§ Entries from a dataset
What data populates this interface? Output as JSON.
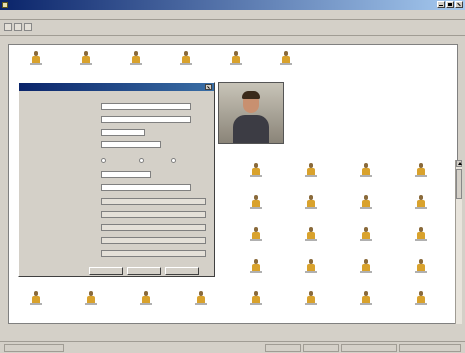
{
  "window": {
    "title": ""
  },
  "menu": {
    "items": [
      "",
      "",
      "",
      "",
      "",
      "",
      "",
      "",
      ""
    ]
  },
  "toolbar": {
    "label": ""
  },
  "contacts": {
    "top_row": [
      "",
      "",
      "",
      "",
      "",
      ""
    ],
    "grid": [
      "",
      "",
      "",
      "",
      "",
      "",
      "",
      "",
      "",
      "",
      "",
      "",
      "",
      "",
      "",
      "",
      "",
      "",
      "",
      "",
      "",
      "",
      "",
      "",
      "",
      "",
      "",
      "",
      "",
      "",
      "",
      "",
      "",
      "",
      "",
      "",
      "",
      "",
      "",
      ""
    ]
  },
  "dialog": {
    "title": "",
    "fields": [
      {
        "label": "",
        "value": ""
      },
      {
        "label": "",
        "value": ""
      },
      {
        "label": "",
        "value": ""
      },
      {
        "label": "",
        "value": ""
      },
      {
        "label": "",
        "value": ""
      },
      {
        "label": "",
        "value": ""
      },
      {
        "label": "",
        "value": ""
      },
      {
        "label": "",
        "value": ""
      },
      {
        "label": "",
        "value": ""
      },
      {
        "label": "",
        "value": ""
      },
      {
        "label": "",
        "value": ""
      },
      {
        "label": "",
        "value": ""
      }
    ],
    "buttons": [
      "",
      "",
      ""
    ]
  },
  "page_indicator": "",
  "status": {
    "panes": [
      "",
      "",
      "",
      "",
      ""
    ]
  },
  "icons": {
    "app": "contacts-app-icon",
    "contact": "person-icon",
    "window_controls": [
      "minimize-icon",
      "maximize-icon",
      "close-icon"
    ],
    "scroll": "arrow-up-icon"
  },
  "colors": {
    "title_bar": "#0a246a",
    "person_body": "#d9a22c",
    "window_face": "#d4d0c8"
  }
}
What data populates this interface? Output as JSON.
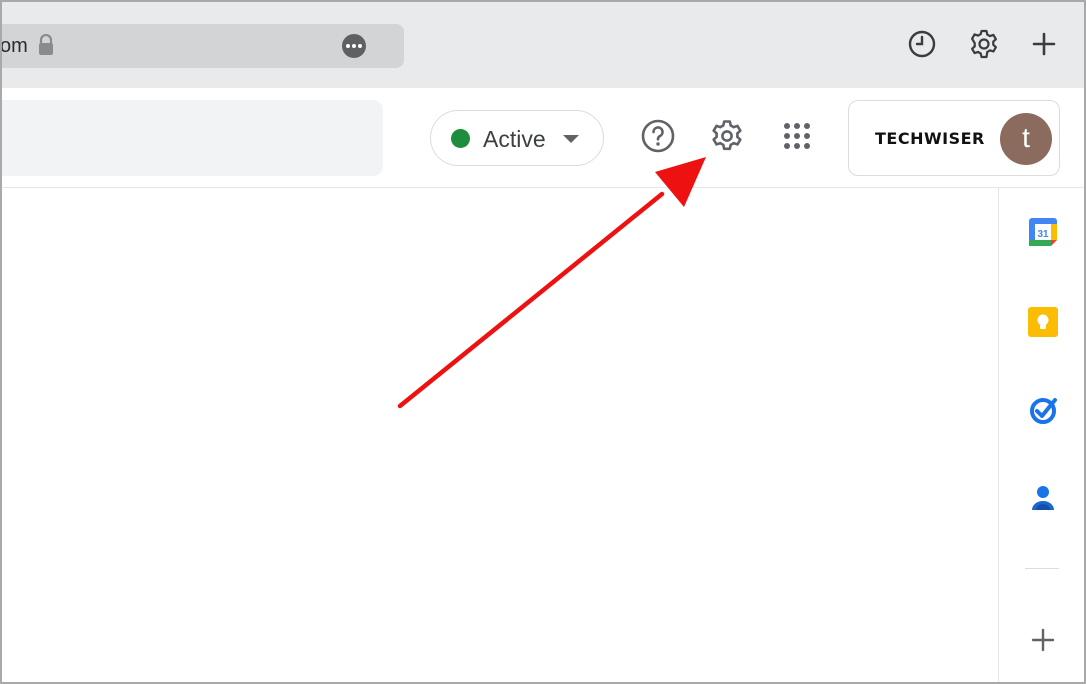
{
  "browser": {
    "url_text": "om",
    "icons": {
      "lock": "lock-icon",
      "more": "more-options-icon",
      "history": "history-icon",
      "settings": "gear-icon",
      "new_tab": "plus-icon"
    }
  },
  "header": {
    "status": {
      "label": "Active",
      "dot_color": "#1e8e3e"
    },
    "icons": {
      "help": "help-icon",
      "settings": "gear-icon",
      "apps": "apps-grid-icon"
    },
    "account": {
      "brand": "TECHWISER",
      "avatar_letter": "t",
      "avatar_color": "#8b6b5d"
    }
  },
  "side_panel": {
    "calendar_day": "31",
    "icons": [
      "calendar-icon",
      "keep-icon",
      "tasks-icon",
      "contacts-icon",
      "plus-icon"
    ]
  },
  "annotation": {
    "arrow_color": "#ee1111",
    "target": "settings-icon"
  }
}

§ Work to do
Write the lines above out again exactly, without any of their pictures.

§ Reply
What data populates this interface? Output as JSON.
{
  "window": {
    "title": ""
  },
  "menu": {
    "items": [
      "",
      "",
      "",
      "",
      "",
      "",
      "",
      "",
      ""
    ]
  },
  "toolbar": {
    "label": ""
  },
  "contacts": {
    "top_row": [
      "",
      "",
      "",
      "",
      "",
      ""
    ],
    "grid": [
      "",
      "",
      "",
      "",
      "",
      "",
      "",
      "",
      "",
      "",
      "",
      "",
      "",
      "",
      "",
      "",
      "",
      "",
      "",
      "",
      "",
      "",
      "",
      "",
      "",
      "",
      "",
      "",
      "",
      "",
      "",
      "",
      "",
      "",
      "",
      "",
      "",
      "",
      "",
      ""
    ]
  },
  "dialog": {
    "title": "",
    "fields": [
      {
        "label": "",
        "value": ""
      },
      {
        "label": "",
        "value": ""
      },
      {
        "label": "",
        "value": ""
      },
      {
        "label": "",
        "value": ""
      },
      {
        "label": "",
        "value": ""
      },
      {
        "label": "",
        "value": ""
      },
      {
        "label": "",
        "value": ""
      },
      {
        "label": "",
        "value": ""
      },
      {
        "label": "",
        "value": ""
      },
      {
        "label": "",
        "value": ""
      },
      {
        "label": "",
        "value": ""
      },
      {
        "label": "",
        "value": ""
      }
    ],
    "buttons": [
      "",
      "",
      ""
    ]
  },
  "page_indicator": "",
  "status": {
    "panes": [
      "",
      "",
      "",
      "",
      ""
    ]
  },
  "icons": {
    "app": "contacts-app-icon",
    "contact": "person-icon",
    "window_controls": [
      "minimize-icon",
      "maximize-icon",
      "close-icon"
    ],
    "scroll": "arrow-up-icon"
  },
  "colors": {
    "title_bar": "#0a246a",
    "person_body": "#d9a22c",
    "window_face": "#d4d0c8"
  }
}
What data populates this interface? Output as JSON.
{
  "browser": {
    "url_text": "om",
    "icons": {
      "lock": "lock-icon",
      "more": "more-options-icon",
      "history": "history-icon",
      "settings": "gear-icon",
      "new_tab": "plus-icon"
    }
  },
  "header": {
    "status": {
      "label": "Active",
      "dot_color": "#1e8e3e"
    },
    "icons": {
      "help": "help-icon",
      "settings": "gear-icon",
      "apps": "apps-grid-icon"
    },
    "account": {
      "brand": "TECHWISER",
      "avatar_letter": "t",
      "avatar_color": "#8b6b5d"
    }
  },
  "side_panel": {
    "calendar_day": "31",
    "icons": [
      "calendar-icon",
      "keep-icon",
      "tasks-icon",
      "contacts-icon",
      "plus-icon"
    ]
  },
  "annotation": {
    "arrow_color": "#ee1111",
    "target": "settings-icon"
  }
}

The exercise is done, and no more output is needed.